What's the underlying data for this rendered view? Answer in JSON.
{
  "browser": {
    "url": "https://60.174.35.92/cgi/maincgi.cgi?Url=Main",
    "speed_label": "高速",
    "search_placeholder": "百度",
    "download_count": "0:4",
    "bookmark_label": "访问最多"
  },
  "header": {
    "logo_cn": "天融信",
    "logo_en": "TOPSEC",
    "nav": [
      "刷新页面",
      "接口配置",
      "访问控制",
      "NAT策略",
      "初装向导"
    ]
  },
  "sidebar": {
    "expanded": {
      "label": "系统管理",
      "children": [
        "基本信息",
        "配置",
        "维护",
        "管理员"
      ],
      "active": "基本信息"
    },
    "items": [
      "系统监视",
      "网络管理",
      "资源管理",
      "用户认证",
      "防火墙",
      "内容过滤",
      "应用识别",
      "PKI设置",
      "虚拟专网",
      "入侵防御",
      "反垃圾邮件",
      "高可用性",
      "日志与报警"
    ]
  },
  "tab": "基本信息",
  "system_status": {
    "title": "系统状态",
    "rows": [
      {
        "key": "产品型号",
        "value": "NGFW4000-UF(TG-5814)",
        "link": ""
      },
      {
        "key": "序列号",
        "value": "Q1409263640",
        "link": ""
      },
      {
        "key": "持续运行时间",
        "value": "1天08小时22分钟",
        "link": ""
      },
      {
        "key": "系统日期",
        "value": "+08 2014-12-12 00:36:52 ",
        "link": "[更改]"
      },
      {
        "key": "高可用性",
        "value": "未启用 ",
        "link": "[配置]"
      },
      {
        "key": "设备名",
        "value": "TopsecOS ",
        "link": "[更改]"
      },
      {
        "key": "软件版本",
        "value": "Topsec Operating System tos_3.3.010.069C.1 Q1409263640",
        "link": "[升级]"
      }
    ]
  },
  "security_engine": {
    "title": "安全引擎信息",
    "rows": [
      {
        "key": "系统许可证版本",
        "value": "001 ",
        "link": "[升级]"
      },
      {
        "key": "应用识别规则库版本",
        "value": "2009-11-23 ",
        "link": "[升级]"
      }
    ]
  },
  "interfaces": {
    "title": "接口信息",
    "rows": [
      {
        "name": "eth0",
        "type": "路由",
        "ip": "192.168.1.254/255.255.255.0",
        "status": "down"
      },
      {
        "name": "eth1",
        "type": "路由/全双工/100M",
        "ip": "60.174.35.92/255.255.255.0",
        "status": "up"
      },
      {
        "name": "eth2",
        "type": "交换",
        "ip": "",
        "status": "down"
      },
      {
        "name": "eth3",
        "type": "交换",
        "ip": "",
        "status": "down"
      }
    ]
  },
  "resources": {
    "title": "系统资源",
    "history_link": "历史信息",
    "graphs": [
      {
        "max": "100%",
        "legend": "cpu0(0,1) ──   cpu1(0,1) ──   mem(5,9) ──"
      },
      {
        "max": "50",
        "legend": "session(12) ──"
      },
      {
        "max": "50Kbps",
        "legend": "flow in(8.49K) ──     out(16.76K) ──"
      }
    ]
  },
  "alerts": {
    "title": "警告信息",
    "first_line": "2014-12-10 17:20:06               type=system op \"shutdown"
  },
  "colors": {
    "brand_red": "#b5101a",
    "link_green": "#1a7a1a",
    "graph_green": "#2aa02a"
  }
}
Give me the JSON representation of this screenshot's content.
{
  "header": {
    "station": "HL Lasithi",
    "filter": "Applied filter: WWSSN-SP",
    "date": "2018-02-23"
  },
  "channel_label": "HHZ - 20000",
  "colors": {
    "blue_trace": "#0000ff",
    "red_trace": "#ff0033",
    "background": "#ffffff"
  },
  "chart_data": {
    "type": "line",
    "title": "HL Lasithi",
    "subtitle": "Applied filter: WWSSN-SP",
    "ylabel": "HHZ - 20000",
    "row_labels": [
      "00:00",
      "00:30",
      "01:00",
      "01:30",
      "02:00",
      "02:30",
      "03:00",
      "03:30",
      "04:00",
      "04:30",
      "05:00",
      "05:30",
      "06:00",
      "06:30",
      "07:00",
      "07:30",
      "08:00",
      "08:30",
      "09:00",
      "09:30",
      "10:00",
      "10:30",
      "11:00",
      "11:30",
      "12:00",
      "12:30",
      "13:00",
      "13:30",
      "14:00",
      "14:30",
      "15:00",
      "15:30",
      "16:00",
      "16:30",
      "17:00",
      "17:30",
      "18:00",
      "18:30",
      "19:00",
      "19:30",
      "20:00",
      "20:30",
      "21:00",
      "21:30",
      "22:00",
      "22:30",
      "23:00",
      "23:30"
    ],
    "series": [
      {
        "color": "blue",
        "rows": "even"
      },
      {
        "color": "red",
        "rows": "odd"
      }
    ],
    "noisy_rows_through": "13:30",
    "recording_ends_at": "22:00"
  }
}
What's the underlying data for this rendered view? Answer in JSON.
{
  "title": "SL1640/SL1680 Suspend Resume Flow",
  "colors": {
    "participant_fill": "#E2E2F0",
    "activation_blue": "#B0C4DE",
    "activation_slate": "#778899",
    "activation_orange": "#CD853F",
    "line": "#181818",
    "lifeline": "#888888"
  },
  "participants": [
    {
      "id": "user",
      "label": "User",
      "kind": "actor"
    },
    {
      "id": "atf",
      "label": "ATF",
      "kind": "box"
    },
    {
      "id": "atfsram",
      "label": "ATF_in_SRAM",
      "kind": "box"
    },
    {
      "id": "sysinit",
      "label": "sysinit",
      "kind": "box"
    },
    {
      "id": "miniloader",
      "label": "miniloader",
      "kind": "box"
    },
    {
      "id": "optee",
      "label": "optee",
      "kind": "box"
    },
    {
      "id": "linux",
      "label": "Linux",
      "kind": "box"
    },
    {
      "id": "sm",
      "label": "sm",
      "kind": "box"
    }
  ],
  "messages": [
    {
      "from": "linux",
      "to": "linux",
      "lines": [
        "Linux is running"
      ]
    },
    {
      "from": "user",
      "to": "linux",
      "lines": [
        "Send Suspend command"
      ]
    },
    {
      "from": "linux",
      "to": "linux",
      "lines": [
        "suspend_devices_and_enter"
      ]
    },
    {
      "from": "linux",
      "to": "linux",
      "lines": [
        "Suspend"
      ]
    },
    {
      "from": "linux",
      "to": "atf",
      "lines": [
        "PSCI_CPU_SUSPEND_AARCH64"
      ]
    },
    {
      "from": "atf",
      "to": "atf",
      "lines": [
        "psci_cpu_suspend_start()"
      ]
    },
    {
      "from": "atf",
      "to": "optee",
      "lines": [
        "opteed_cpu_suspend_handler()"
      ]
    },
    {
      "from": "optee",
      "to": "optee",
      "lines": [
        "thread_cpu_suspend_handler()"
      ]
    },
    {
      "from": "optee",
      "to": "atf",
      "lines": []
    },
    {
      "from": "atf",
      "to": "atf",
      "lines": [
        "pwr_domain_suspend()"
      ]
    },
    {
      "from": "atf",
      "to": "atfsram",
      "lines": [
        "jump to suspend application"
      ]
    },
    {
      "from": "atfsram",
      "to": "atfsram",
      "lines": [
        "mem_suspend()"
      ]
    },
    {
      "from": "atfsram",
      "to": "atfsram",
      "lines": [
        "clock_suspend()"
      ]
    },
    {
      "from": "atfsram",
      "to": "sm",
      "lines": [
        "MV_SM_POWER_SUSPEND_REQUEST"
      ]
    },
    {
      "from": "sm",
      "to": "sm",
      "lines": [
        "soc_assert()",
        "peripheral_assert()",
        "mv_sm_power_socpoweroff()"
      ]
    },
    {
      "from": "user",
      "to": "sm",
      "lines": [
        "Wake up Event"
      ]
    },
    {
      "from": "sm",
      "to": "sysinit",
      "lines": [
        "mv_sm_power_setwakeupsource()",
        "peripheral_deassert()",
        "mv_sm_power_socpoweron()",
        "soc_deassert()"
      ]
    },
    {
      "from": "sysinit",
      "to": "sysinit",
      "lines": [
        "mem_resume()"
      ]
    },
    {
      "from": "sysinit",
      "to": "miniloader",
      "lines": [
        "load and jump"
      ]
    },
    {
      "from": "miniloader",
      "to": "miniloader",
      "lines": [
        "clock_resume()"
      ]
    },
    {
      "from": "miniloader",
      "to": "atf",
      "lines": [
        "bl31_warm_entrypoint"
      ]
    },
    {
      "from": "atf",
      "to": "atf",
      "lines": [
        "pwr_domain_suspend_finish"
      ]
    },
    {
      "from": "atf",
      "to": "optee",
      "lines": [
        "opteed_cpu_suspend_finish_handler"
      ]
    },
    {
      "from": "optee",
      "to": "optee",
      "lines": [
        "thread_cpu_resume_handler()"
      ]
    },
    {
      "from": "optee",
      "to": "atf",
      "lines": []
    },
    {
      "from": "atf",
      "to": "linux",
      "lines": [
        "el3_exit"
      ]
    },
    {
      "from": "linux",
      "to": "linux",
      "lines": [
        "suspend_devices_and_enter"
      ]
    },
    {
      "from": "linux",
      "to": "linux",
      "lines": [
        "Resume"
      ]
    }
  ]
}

◆ Exercise requirements: Search the entries for the string "name" and collect each line that has it.

◆ Finished exercise:
        "name": "eth0",
        "name": "eth1",
        "name": "eth2",
        "name": "eth3",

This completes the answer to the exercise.